>> Begin DATA

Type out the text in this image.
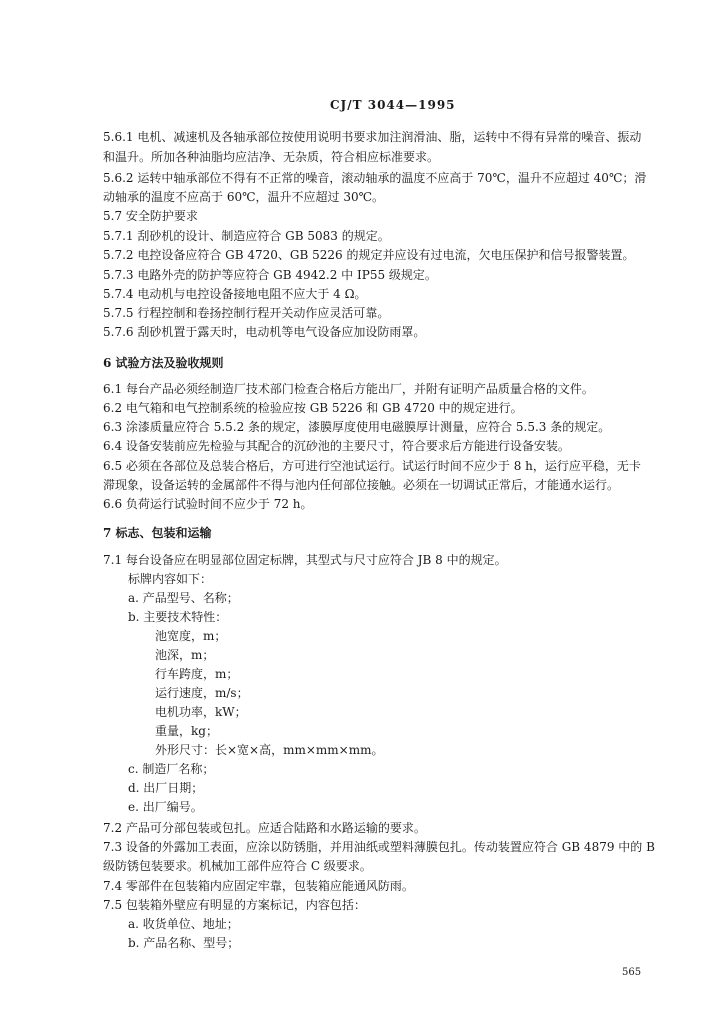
CJ/T 3044—1995
5.6.1 电机、减速机及各轴承部位按使用说明书要求加注润滑油、脂，运转中不得有异常的噪音、振动
和温升。所加各种油脂均应洁净、无杂质，符合相应标准要求。
5.6.2 运转中轴承部位不得有不正常的噪音，滚动轴承的温度不应高于 70℃，温升不应超过 40℃；滑
动轴承的温度不应高于 60℃，温升不应超过 30℃。
5.7 安全防护要求
5.7.1 刮砂机的设计、制造应符合 GB 5083 的规定。
5.7.2 电控设备应符合 GB 4720、GB 5226 的规定并应设有过电流，欠电压保护和信号报警装置。
5.7.3 电路外壳的防护等应符合 GB 4942.2 中 IP55 级规定。
5.7.4 电动机与电控设备接地电阻不应大于 4 Ω。
5.7.5 行程控制和卷扬控制行程开关动作应灵活可靠。
5.7.6 刮砂机置于露天时，电动机等电气设备应加设防雨罩。
6 试验方法及验收规则
6.1 每台产品必须经制造厂技术部门检查合格后方能出厂，并附有证明产品质量合格的文件。
6.2 电气箱和电气控制系统的检验应按 GB 5226 和 GB 4720 中的规定进行。
6.3 涂漆质量应符合 5.5.2 条的规定，漆膜厚度使用电磁膜厚计测量，应符合 5.5.3 条的规定。
6.4 设备安装前应先检验与其配合的沉砂池的主要尺寸，符合要求后方能进行设备安装。
6.5 必须在各部位及总装合格后，方可进行空池试运行。试运行时间不应少于 8 h，运行应平稳，无卡
滞现象，设备运转的金属部件不得与池内任何部位接触。必须在一切调试正常后，才能通水运行。
6.6 负荷运行试验时间不应少于 72 h。
7 标志、包装和运输
7.1 每台设备应在明显部位固定标牌，其型式与尺寸应符合 JB 8 中的规定。
标牌内容如下：
a. 产品型号、名称；
b. 主要技术特性：
池宽度，m；
池深，m；
行车跨度，m；
运行速度，m/s；
电机功率，kW；
重量，kg；
外形尺寸：长×宽×高，mm×mm×mm。
c. 制造厂名称；
d. 出厂日期；
e. 出厂编号。
7.2 产品可分部包装或包扎。应适合陆路和水路运输的要求。
7.3 设备的外露加工表面，应涂以防锈脂，并用油纸或塑料薄膜包扎。传动装置应符合 GB 4879 中的 B
级防锈包装要求。机械加工部件应符合 C 级要求。
7.4 零部件在包装箱内应固定牢靠，包装箱应能通风防雨。
7.5 包装箱外壁应有明显的方案标记，内容包括：
a. 收货单位、地址；
b. 产品名称、型号；
565
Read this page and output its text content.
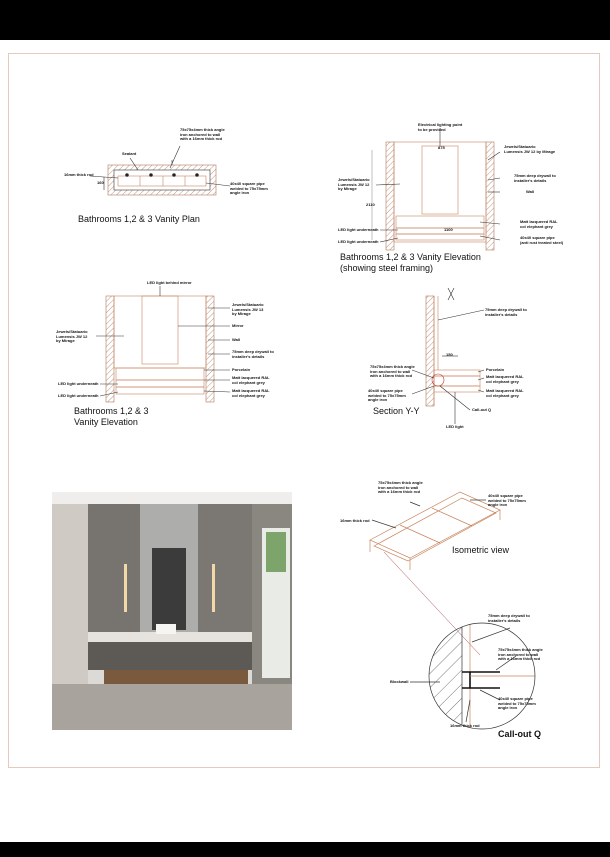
Bathrooms 1,2 & 3 Vanity Plan
Bathrooms 1,2 & 3 Vanity Elevation
(showing steel framing)
Bathrooms 1,2 & 3
Vanity Elevation
Section Y-Y
Isometric view
Call-out Q
75x75x4mm thick angle
iron anchored to wall
with a 16mm thick rod
Sealant
16mm thick rod
40x40 square pipe
welded to 75x75mm
angle iron
160
Electrical lighting point
to be provided
Jewels/Statuario
Lumensis JW 12 by Mirage
Jewels/Statuario
Lumensis JW 12
by Mirage
75mm deep drywall to
installer's details
Wall
Matt lacquered RAL
col elephant grey
40x40 square pipe
(anti rust treated steel)
LED light underneath
LED light underneath
2110
875
1100
LED light behind mirror
Jewels/Statuario
Lumensis JW 13
by Mirage
Jewels/Statuario
Lumensis JW 12
by Mirage
Mirror
Wall
75mm deep drywall to
installer's details
Porcelain
Matt lacquered RAL
col elephant grey
Matt lacquered RAL
col elephant grey
LED light underneath
LED light underneath
75mm deep drywall to
installer's details
75x75x4mm thick angle
iron anchored to wall
with a 16mm thick rod
40x40 square pipe
welded to 75x75mm
angle iron
Porcelain
Matt lacquered RAL
col elephant grey
Matt lacquered RAL
col elephant grey
Call-out Q
LED light
150
75x75x4mm thick angle
iron anchored to wall
with a 16mm thick rod
40x40 square pipe
welded to 75x75mm
angle iron
16mm thick rod
75mm deep drywall to
installer's details
75x75x4mm thick angle
iron anchored to wall
with a 16mm thick rod
Blockwall
40x40 square pipe
welded to 75x75mm
angle iron
16mm thick rod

>> End DATA

:: WHAT YOU HAVE TO DO ::
All entries are to be retyped exactly. Omit any embedded images.

:: CORRECT OUTPUT ::
Type out the text in this image.
CJ/T 3044—1995
5.6.1 电机、减速机及各轴承部位按使用说明书要求加注润滑油、脂，运转中不得有异常的噪音、振动
和温升。所加各种油脂均应洁净、无杂质，符合相应标准要求。
5.6.2 运转中轴承部位不得有不正常的噪音，滚动轴承的温度不应高于 70℃，温升不应超过 40℃；滑
动轴承的温度不应高于 60℃，温升不应超过 30℃。
5.7 安全防护要求
5.7.1 刮砂机的设计、制造应符合 GB 5083 的规定。
5.7.2 电控设备应符合 GB 4720、GB 5226 的规定并应设有过电流，欠电压保护和信号报警装置。
5.7.3 电路外壳的防护等应符合 GB 4942.2 中 IP55 级规定。
5.7.4 电动机与电控设备接地电阻不应大于 4 Ω。
5.7.5 行程控制和卷扬控制行程开关动作应灵活可靠。
5.7.6 刮砂机置于露天时，电动机等电气设备应加设防雨罩。
6 试验方法及验收规则
6.1 每台产品必须经制造厂技术部门检查合格后方能出厂，并附有证明产品质量合格的文件。
6.2 电气箱和电气控制系统的检验应按 GB 5226 和 GB 4720 中的规定进行。
6.3 涂漆质量应符合 5.5.2 条的规定，漆膜厚度使用电磁膜厚计测量，应符合 5.5.3 条的规定。
6.4 设备安装前应先检验与其配合的沉砂池的主要尺寸，符合要求后方能进行设备安装。
6.5 必须在各部位及总装合格后，方可进行空池试运行。试运行时间不应少于 8 h，运行应平稳，无卡
滞现象，设备运转的金属部件不得与池内任何部位接触。必须在一切调试正常后，才能通水运行。
6.6 负荷运行试验时间不应少于 72 h。
7 标志、包装和运输
7.1 每台设备应在明显部位固定标牌，其型式与尺寸应符合 JB 8 中的规定。
标牌内容如下：
a. 产品型号、名称；
b. 主要技术特性：
池宽度，m；
池深，m；
行车跨度，m；
运行速度，m/s；
电机功率，kW；
重量，kg；
外形尺寸：长×宽×高，mm×mm×mm。
c. 制造厂名称；
d. 出厂日期；
e. 出厂编号。
7.2 产品可分部包装或包扎。应适合陆路和水路运输的要求。
7.3 设备的外露加工表面，应涂以防锈脂，并用油纸或塑料薄膜包扎。传动装置应符合 GB 4879 中的 B
级防锈包装要求。机械加工部件应符合 C 级要求。
7.4 零部件在包装箱内应固定牢靠，包装箱应能通风防雨。
7.5 包装箱外壁应有明显的方案标记，内容包括：
a. 收货单位、地址；
b. 产品名称、型号；
565
Read this page and output its text content.
Bathrooms 1,2 & 3 Vanity Plan
Bathrooms 1,2 & 3 Vanity Elevation
(showing steel framing)
Bathrooms 1,2 & 3
Vanity Elevation
Section Y-Y
Isometric view
Call-out Q
75x75x4mm thick angle
iron anchored to wall
with a 16mm thick rod
Sealant
16mm thick rod
40x40 square pipe
welded to 75x75mm
angle iron
160
Electrical lighting point
to be provided
Jewels/Statuario
Lumensis JW 12 by Mirage
Jewels/Statuario
Lumensis JW 12
by Mirage
75mm deep drywall to
installer's details
Wall
Matt lacquered RAL
col elephant grey
40x40 square pipe
(anti rust treated steel)
LED light underneath
LED light underneath
2110
875
1100
LED light behind mirror
Jewels/Statuario
Lumensis JW 13
by Mirage
Jewels/Statuario
Lumensis JW 12
by Mirage
Mirror
Wall
75mm deep drywall to
installer's details
Porcelain
Matt lacquered RAL
col elephant grey
Matt lacquered RAL
col elephant grey
LED light underneath
LED light underneath
75mm deep drywall to
installer's details
75x75x4mm thick angle
iron anchored to wall
with a 16mm thick rod
40x40 square pipe
welded to 75x75mm
angle iron
Porcelain
Matt lacquered RAL
col elephant grey
Matt lacquered RAL
col elephant grey
Call-out Q
LED light
150
75x75x4mm thick angle
iron anchored to wall
with a 16mm thick rod
40x40 square pipe
welded to 75x75mm
angle iron
16mm thick rod
75mm deep drywall to
installer's details
75x75x4mm thick angle
iron anchored to wall
with a 16mm thick rod
Blockwall
40x40 square pipe
welded to 75x75mm
angle iron
16mm thick rod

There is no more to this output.